Work to be completed
Copy out every line that contains the word "อเปล".

Items from a dataset
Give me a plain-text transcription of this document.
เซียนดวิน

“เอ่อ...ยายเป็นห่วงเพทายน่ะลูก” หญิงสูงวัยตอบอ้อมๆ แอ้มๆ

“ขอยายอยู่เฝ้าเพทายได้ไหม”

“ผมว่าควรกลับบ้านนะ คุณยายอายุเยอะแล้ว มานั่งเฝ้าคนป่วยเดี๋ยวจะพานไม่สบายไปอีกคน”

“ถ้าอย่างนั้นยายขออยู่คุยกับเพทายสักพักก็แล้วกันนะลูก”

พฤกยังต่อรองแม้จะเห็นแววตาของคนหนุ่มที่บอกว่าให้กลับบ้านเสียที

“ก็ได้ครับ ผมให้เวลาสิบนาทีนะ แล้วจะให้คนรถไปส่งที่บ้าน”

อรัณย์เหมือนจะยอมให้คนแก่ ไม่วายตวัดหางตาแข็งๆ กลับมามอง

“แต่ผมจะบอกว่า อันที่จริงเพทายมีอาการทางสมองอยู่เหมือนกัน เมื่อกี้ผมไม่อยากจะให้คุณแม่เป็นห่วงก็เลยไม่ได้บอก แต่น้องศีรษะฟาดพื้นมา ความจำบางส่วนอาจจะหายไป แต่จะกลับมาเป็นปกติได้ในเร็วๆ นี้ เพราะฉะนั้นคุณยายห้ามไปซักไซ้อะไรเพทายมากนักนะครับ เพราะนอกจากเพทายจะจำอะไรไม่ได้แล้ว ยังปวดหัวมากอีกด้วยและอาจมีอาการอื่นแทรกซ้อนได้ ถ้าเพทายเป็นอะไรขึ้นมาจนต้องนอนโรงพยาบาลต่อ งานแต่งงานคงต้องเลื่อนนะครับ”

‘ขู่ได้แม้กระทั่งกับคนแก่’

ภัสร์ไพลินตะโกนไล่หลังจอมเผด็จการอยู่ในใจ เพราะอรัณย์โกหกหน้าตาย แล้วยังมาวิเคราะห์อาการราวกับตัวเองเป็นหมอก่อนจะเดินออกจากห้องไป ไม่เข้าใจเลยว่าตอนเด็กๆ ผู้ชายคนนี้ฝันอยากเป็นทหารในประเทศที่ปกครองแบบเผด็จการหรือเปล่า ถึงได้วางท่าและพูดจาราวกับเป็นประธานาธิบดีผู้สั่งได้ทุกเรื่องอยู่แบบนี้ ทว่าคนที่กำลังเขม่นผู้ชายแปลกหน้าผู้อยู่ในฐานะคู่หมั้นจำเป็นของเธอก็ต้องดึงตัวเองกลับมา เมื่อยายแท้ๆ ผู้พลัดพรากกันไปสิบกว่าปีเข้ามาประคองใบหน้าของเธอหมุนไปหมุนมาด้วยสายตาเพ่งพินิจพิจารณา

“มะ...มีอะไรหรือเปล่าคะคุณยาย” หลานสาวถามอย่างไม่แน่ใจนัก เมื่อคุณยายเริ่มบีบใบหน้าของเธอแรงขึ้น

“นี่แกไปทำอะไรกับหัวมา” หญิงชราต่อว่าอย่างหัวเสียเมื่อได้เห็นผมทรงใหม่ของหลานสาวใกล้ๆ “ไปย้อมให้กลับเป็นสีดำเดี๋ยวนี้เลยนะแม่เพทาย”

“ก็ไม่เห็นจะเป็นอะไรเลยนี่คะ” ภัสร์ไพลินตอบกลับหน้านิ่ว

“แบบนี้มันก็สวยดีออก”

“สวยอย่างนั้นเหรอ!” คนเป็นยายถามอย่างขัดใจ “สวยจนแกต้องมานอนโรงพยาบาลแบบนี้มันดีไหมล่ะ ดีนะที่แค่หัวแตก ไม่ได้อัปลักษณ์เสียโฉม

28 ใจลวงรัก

Result of the task
ภัสร์ไพลินตะโกนไล่หลังจอมเผด็จการอยู่ในใจ เพราะอรัณย์โกหกหน้าตาย แล้วยังมาวิเคราะห์อาการราวกับตัวเองเป็นหมอก่อนจะเดินออกจากห้องไป ไม่เข้าใจเลยว่าตอนเด็กๆ ผู้ชายคนนี้ฝันอยากเป็นทหารในประเทศที่ปกครองแบบเผด็จการหรือเปล่า ถึงได้วางท่าและพูดจาราวกับเป็นประธานาธิบดีผู้สั่งได้ทุกเรื่องอยู่แบบนี้ ทว่าคนที่กำลังเขม่นผู้ชายแปลกหน้าผู้อยู่ในฐานะคู่หมั้นจำเป็นของเธอก็ต้องดึงตัวเองกลับมา เมื่อยายแท้ๆ ผู้พลัดพรากกันไปสิบกว่าปีเข้ามาประคองใบหน้าของเธอหมุนไปหมุนมาด้วยสายตาเพ่งพินิจพิจารณา
“มะ...มีอะไรหรือเปล่าคะคุณยาย” หลานสาวถามอย่างไม่แน่ใจนัก เมื่อคุณยายเริ่มบีบใบหน้าของเธอแรงขึ้น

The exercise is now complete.